What this task involves — All entries must be repeated exactly; do not include the pictures.

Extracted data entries
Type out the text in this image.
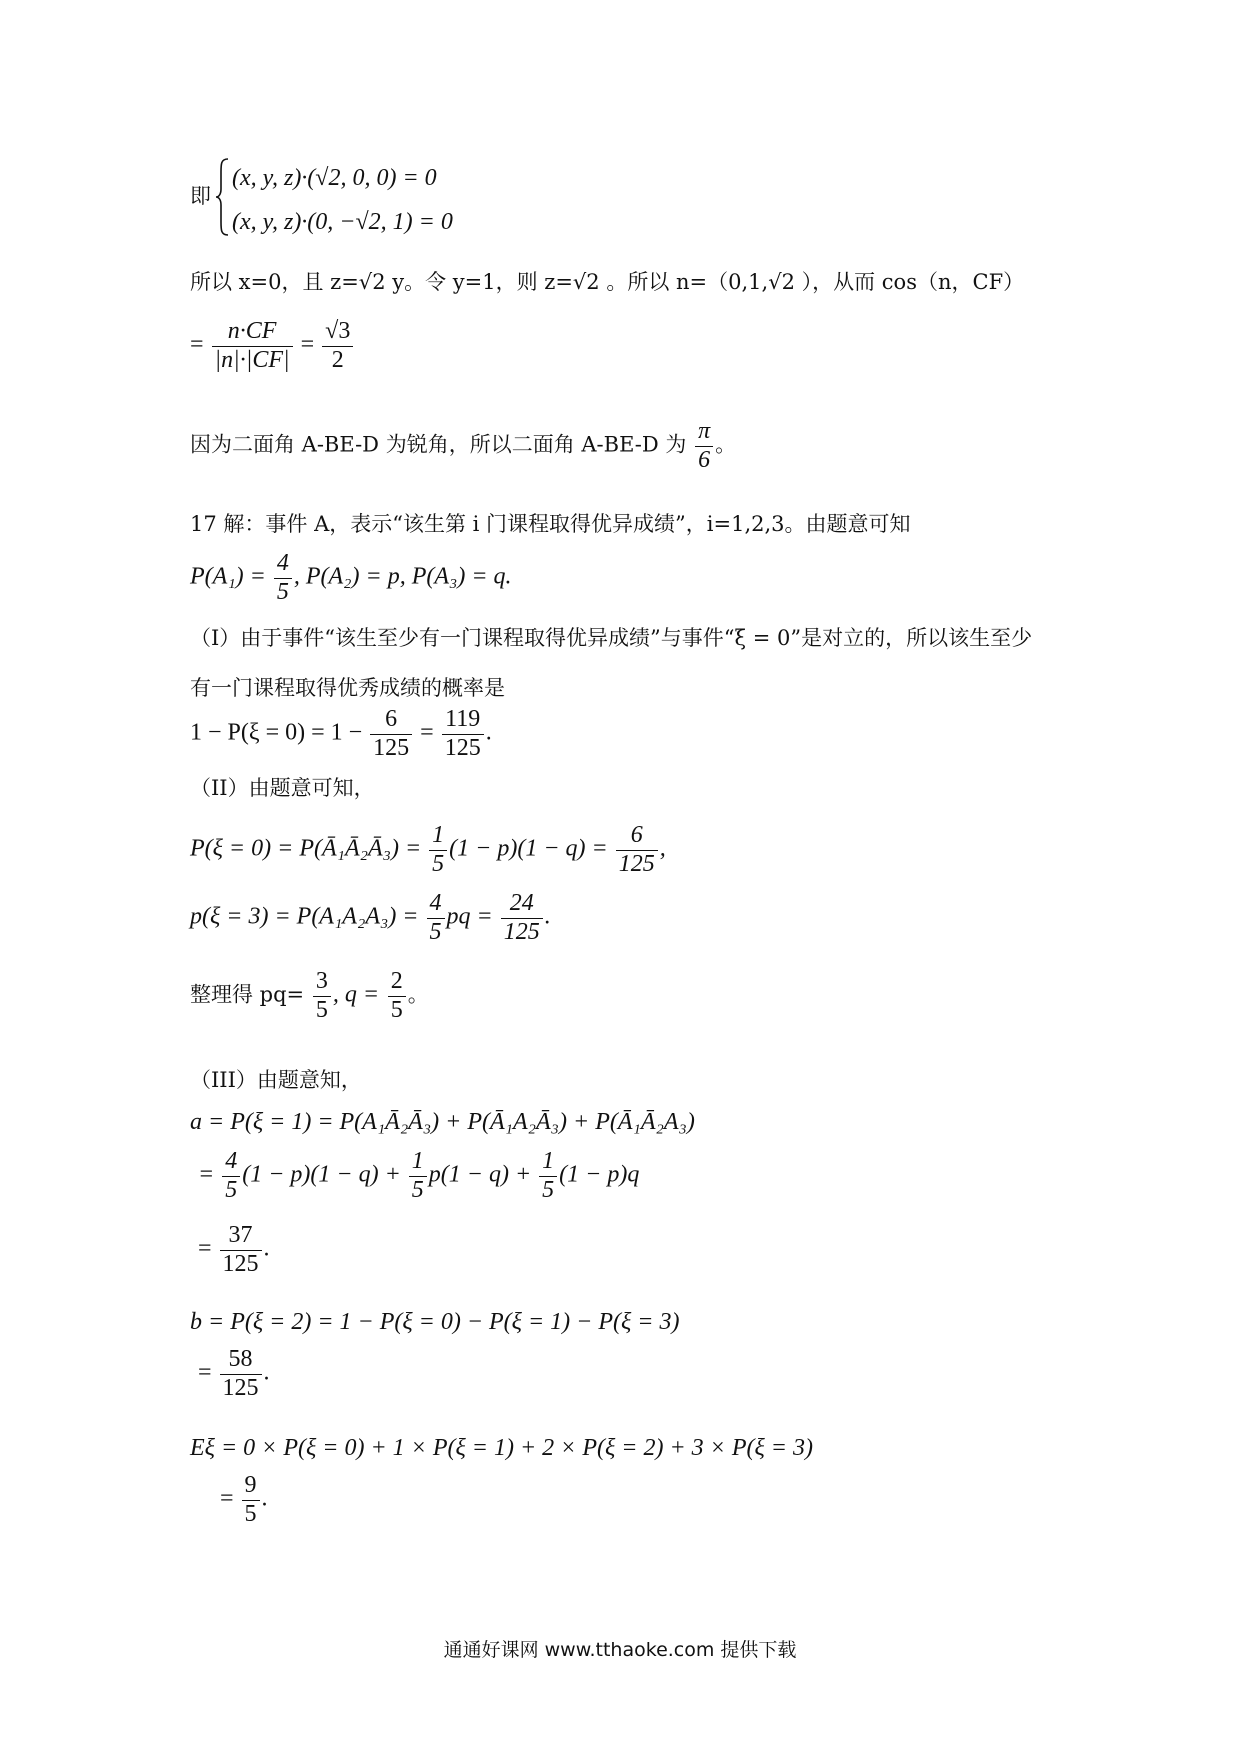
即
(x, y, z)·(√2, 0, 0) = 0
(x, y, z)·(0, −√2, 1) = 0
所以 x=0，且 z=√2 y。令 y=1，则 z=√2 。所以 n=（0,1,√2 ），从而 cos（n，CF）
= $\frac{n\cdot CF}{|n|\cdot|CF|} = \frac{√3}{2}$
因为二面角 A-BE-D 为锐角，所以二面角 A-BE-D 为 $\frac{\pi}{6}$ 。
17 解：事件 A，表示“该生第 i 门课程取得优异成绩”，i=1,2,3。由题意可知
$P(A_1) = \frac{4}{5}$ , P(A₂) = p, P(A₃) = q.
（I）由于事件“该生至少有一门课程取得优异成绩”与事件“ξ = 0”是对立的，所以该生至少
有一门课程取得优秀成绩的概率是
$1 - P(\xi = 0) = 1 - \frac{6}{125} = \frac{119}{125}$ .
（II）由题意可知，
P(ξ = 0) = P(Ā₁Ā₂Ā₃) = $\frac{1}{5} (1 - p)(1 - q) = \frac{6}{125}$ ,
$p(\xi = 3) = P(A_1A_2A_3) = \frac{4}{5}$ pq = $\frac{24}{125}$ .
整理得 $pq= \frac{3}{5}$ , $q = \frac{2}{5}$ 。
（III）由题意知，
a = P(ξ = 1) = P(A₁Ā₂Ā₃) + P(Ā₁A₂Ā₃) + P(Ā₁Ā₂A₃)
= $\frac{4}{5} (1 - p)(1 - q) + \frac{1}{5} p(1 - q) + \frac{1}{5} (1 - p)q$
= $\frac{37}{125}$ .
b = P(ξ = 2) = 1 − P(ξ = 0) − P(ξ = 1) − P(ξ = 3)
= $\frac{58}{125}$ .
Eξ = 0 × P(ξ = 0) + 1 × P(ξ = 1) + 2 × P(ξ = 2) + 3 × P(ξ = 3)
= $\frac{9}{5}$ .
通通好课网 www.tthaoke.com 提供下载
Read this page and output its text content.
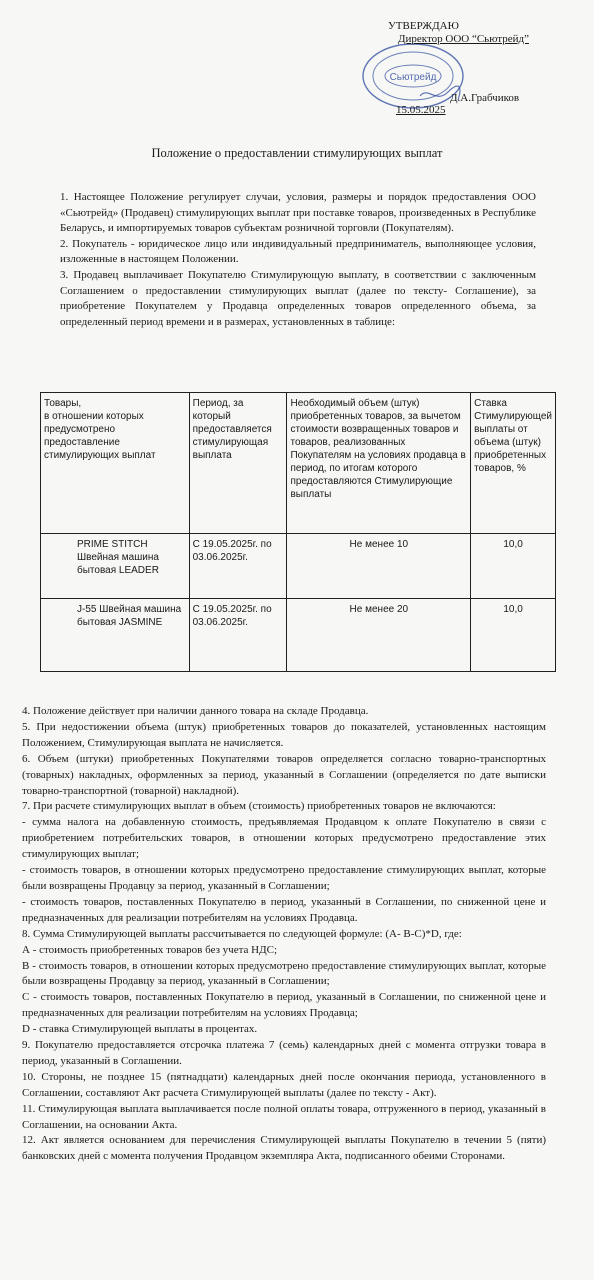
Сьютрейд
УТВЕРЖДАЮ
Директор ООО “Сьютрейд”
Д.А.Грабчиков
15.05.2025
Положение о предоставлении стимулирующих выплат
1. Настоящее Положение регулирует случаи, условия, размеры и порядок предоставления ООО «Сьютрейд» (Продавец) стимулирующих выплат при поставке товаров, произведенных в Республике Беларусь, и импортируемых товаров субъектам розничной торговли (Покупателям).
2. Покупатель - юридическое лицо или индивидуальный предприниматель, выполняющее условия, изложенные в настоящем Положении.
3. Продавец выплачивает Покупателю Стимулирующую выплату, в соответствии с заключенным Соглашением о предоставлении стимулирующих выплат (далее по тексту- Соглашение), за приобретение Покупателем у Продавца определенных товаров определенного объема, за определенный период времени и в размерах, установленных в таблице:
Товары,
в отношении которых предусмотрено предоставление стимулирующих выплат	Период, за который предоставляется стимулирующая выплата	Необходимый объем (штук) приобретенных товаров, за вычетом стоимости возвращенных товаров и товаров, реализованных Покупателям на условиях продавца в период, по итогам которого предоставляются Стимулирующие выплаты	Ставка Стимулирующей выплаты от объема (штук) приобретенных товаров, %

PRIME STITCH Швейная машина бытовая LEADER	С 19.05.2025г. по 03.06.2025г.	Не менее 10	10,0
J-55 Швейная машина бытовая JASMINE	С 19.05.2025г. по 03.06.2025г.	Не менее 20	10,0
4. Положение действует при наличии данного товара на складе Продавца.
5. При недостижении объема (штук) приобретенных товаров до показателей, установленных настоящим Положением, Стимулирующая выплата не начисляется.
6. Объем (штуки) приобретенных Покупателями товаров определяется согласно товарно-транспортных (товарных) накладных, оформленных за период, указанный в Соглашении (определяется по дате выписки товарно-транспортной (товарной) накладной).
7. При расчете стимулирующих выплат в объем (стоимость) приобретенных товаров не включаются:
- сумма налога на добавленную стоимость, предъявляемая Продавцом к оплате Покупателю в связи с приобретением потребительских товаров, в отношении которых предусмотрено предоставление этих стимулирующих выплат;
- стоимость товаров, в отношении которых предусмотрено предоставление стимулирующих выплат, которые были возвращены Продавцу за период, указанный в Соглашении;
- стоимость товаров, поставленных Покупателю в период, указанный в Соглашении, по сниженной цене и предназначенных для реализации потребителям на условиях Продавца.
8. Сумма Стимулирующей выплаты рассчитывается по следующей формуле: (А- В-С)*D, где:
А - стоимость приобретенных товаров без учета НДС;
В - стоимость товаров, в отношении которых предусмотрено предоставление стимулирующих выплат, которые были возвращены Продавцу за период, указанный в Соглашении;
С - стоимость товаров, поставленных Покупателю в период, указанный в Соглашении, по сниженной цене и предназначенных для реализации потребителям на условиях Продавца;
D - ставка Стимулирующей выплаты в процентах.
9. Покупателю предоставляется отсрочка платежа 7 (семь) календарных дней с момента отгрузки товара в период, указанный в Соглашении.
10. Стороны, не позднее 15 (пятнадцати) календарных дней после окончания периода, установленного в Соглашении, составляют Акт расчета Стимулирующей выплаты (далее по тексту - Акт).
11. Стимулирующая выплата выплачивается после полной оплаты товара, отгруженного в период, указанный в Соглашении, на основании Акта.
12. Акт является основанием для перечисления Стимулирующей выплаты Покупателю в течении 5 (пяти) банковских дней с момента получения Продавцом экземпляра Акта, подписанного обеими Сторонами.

Full response —
Type out the text in this image.
即
(x, y, z)·(√2, 0, 0) = 0
(x, y, z)·(0, −√2, 1) = 0
所以 x=0，且 z=√2 y。令 y=1，则 z=√2 。所以 n=（0,1,√2 ），从而 cos（n，CF）
= $\frac{n\cdot CF}{|n|\cdot|CF|} = \frac{√3}{2}$
因为二面角 A-BE-D 为锐角，所以二面角 A-BE-D 为 $\frac{\pi}{6}$ 。
17 解：事件 A，表示“该生第 i 门课程取得优异成绩”，i=1,2,3。由题意可知
$P(A_1) = \frac{4}{5}$ , P(A₂) = p, P(A₃) = q.
（I）由于事件“该生至少有一门课程取得优异成绩”与事件“ξ = 0”是对立的，所以该生至少
有一门课程取得优秀成绩的概率是
$1 - P(\xi = 0) = 1 - \frac{6}{125} = \frac{119}{125}$ .
（II）由题意可知，
P(ξ = 0) = P(Ā₁Ā₂Ā₃) = $\frac{1}{5} (1 - p)(1 - q) = \frac{6}{125}$ ,
$p(\xi = 3) = P(A_1A_2A_3) = \frac{4}{5}$ pq = $\frac{24}{125}$ .
整理得 $pq= \frac{3}{5}$ , $q = \frac{2}{5}$ 。
（III）由题意知，
a = P(ξ = 1) = P(A₁Ā₂Ā₃) + P(Ā₁A₂Ā₃) + P(Ā₁Ā₂A₃)
= $\frac{4}{5} (1 - p)(1 - q) + \frac{1}{5} p(1 - q) + \frac{1}{5} (1 - p)q$
= $\frac{37}{125}$ .
b = P(ξ = 2) = 1 − P(ξ = 0) − P(ξ = 1) − P(ξ = 3)
= $\frac{58}{125}$ .
Eξ = 0 × P(ξ = 0) + 1 × P(ξ = 1) + 2 × P(ξ = 2) + 3 × P(ξ = 3)
= $\frac{9}{5}$ .
通通好课网 www.tthaoke.com 提供下载
Read this page and output its text content.
Сьютрейд
УТВЕРЖДАЮ
Директор ООО “Сьютрейд”
Д.А.Грабчиков
15.05.2025
Положение о предоставлении стимулирующих выплат
1. Настоящее Положение регулирует случаи, условия, размеры и порядок предоставления ООО «Сьютрейд» (Продавец) стимулирующих выплат при поставке товаров, произведенных в Республике Беларусь, и импортируемых товаров субъектам розничной торговли (Покупателям).
2. Покупатель - юридическое лицо или индивидуальный предприниматель, выполняющее условия, изложенные в настоящем Положении.
3. Продавец выплачивает Покупателю Стимулирующую выплату, в соответствии с заключенным Соглашением о предоставлении стимулирующих выплат (далее по тексту- Соглашение), за приобретение Покупателем у Продавца определенных товаров определенного объема, за определенный период времени и в размерах, установленных в таблице:
Товары,
в отношении которых предусмотрено предоставление стимулирующих выплат	Период, за который предоставляется стимулирующая выплата	Необходимый объем (штук) приобретенных товаров, за вычетом стоимости возвращенных товаров и товаров, реализованных Покупателям на условиях продавца в период, по итогам которого предоставляются Стимулирующие выплаты	Ставка Стимулирующей выплаты от объема (штук) приобретенных товаров, %

PRIME STITCH Швейная машина бытовая LEADER	С 19.05.2025г. по 03.06.2025г.	Не менее 10	10,0
J-55 Швейная машина бытовая JASMINE	С 19.05.2025г. по 03.06.2025г.	Не менее 20	10,0
4. Положение действует при наличии данного товара на складе Продавца.
5. При недостижении объема (штук) приобретенных товаров до показателей, установленных настоящим Положением, Стимулирующая выплата не начисляется.
6. Объем (штуки) приобретенных Покупателями товаров определяется согласно товарно-транспортных (товарных) накладных, оформленных за период, указанный в Соглашении (определяется по дате выписки товарно-транспортной (товарной) накладной).
7. При расчете стимулирующих выплат в объем (стоимость) приобретенных товаров не включаются:
- сумма налога на добавленную стоимость, предъявляемая Продавцом к оплате Покупателю в связи с приобретением потребительских товаров, в отношении которых предусмотрено предоставление этих стимулирующих выплат;
- стоимость товаров, в отношении которых предусмотрено предоставление стимулирующих выплат, которые были возвращены Продавцу за период, указанный в Соглашении;
- стоимость товаров, поставленных Покупателю в период, указанный в Соглашении, по сниженной цене и предназначенных для реализации потребителям на условиях Продавца.
8. Сумма Стимулирующей выплаты рассчитывается по следующей формуле: (А- В-С)*D, где:
А - стоимость приобретенных товаров без учета НДС;
В - стоимость товаров, в отношении которых предусмотрено предоставление стимулирующих выплат, которые были возвращены Продавцу за период, указанный в Соглашении;
С - стоимость товаров, поставленных Покупателю в период, указанный в Соглашении, по сниженной цене и предназначенных для реализации потребителям на условиях Продавца;
D - ставка Стимулирующей выплаты в процентах.
9. Покупателю предоставляется отсрочка платежа 7 (семь) календарных дней с момента отгрузки товара в период, указанный в Соглашении.
10. Стороны, не позднее 15 (пятнадцати) календарных дней после окончания периода, установленного в Соглашении, составляют Акт расчета Стимулирующей выплаты (далее по тексту - Акт).
11. Стимулирующая выплата выплачивается после полной оплаты товара, отгруженного в период, указанный в Соглашении, на основании Акта.
12. Акт является основанием для перечисления Стимулирующей выплаты Покупателю в течении 5 (пяти) банковских дней с момента получения Продавцом экземпляра Акта, подписанного обеими Сторонами.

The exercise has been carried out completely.